# PROBLEM DESCRIPTION
Copy out all of the data exactly as it appears.

# EXERCISE DATA
<<<<

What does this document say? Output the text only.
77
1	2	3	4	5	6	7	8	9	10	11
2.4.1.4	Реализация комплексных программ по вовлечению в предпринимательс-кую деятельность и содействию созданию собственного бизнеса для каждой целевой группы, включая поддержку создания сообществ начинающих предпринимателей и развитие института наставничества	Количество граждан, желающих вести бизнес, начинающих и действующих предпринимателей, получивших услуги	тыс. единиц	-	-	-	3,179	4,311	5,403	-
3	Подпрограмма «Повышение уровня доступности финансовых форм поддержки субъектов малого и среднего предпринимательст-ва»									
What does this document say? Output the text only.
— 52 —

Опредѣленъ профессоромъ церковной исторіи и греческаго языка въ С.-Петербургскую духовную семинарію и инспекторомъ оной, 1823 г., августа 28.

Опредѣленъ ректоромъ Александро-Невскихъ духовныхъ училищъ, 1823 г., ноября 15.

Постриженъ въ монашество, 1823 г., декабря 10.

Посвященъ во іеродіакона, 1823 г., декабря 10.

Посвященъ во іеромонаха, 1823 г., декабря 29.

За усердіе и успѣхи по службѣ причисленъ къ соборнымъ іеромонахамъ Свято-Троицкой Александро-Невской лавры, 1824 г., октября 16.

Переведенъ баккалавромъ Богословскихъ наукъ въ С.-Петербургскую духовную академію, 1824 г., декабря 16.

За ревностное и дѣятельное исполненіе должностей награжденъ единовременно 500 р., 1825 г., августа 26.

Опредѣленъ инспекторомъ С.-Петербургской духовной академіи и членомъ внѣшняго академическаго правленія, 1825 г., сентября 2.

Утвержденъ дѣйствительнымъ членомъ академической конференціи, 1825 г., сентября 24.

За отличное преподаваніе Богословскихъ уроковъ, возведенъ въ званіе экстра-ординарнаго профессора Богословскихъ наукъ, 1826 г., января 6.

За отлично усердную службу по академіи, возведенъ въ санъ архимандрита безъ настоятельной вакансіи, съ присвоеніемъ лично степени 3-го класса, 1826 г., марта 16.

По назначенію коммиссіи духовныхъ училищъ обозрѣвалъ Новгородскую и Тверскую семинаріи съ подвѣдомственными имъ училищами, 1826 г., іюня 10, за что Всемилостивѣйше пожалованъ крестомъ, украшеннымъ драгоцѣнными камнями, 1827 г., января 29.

>>>>

# RESPONSE TO THE TASK
What does this document say? Output the text only.
77
1	2	3	4	5	6	7	8	9	10	11
2.4.1.4	Реализация комплексных программ по вовлечению в предпринимательс-кую деятельность и содействию созданию собственного бизнеса для каждой целевой группы, включая поддержку создания сообществ начинающих предпринимателей и развитие института наставничества	Количество граждан, желающих вести бизнес, начинающих и действующих предпринимателей, получивших услуги	тыс. единиц	-	-	-	3,179	4,311	5,403	-
3	Подпрограмма «Повышение уровня доступности финансовых форм поддержки субъектов малого и среднего предпринимательст-ва»									
What does this document say? Output the text only.
— 52 —

Опредѣленъ профессоромъ церковной исторіи и греческаго языка въ С.-Петербургскую духовную семинарію и инспекторомъ оной, 1823 г., августа 28.

Опредѣленъ ректоромъ Александро-Невскихъ духовныхъ училищъ, 1823 г., ноября 15.

Постриженъ въ монашество, 1823 г., декабря 10.

Посвященъ во іеродіакона, 1823 г., декабря 10.

Посвященъ во іеромонаха, 1823 г., декабря 29.

За усердіе и успѣхи по службѣ причисленъ къ соборнымъ іеромонахамъ Свято-Троицкой Александро-Невской лавры, 1824 г., октября 16.

Переведенъ баккалавромъ Богословскихъ наукъ въ С.-Петербургскую духовную академію, 1824 г., декабря 16.

За ревностное и дѣятельное исполненіе должностей награжденъ единовременно 500 р., 1825 г., августа 26.

Опредѣленъ инспекторомъ С.-Петербургской духовной академіи и членомъ внѣшняго академическаго правленія, 1825 г., сентября 2.

Утвержденъ дѣйствительнымъ членомъ академической конференціи, 1825 г., сентября 24.

За отличное преподаваніе Богословскихъ уроковъ, возведенъ въ званіе экстра-ординарнаго профессора Богословскихъ наукъ, 1826 г., января 6.

За отлично усердную службу по академіи, возведенъ въ санъ архимандрита безъ настоятельной вакансіи, съ присвоеніемъ лично степени 3-го класса, 1826 г., марта 16.

По назначенію коммиссіи духовныхъ училищъ обозрѣвалъ Новгородскую и Тверскую семинаріи съ подвѣдомственными имъ училищами, 1826 г., іюня 10, за что Всемилостивѣйше пожалованъ крестомъ, украшеннымъ драгоцѣнными камнями, 1827 г., января 29.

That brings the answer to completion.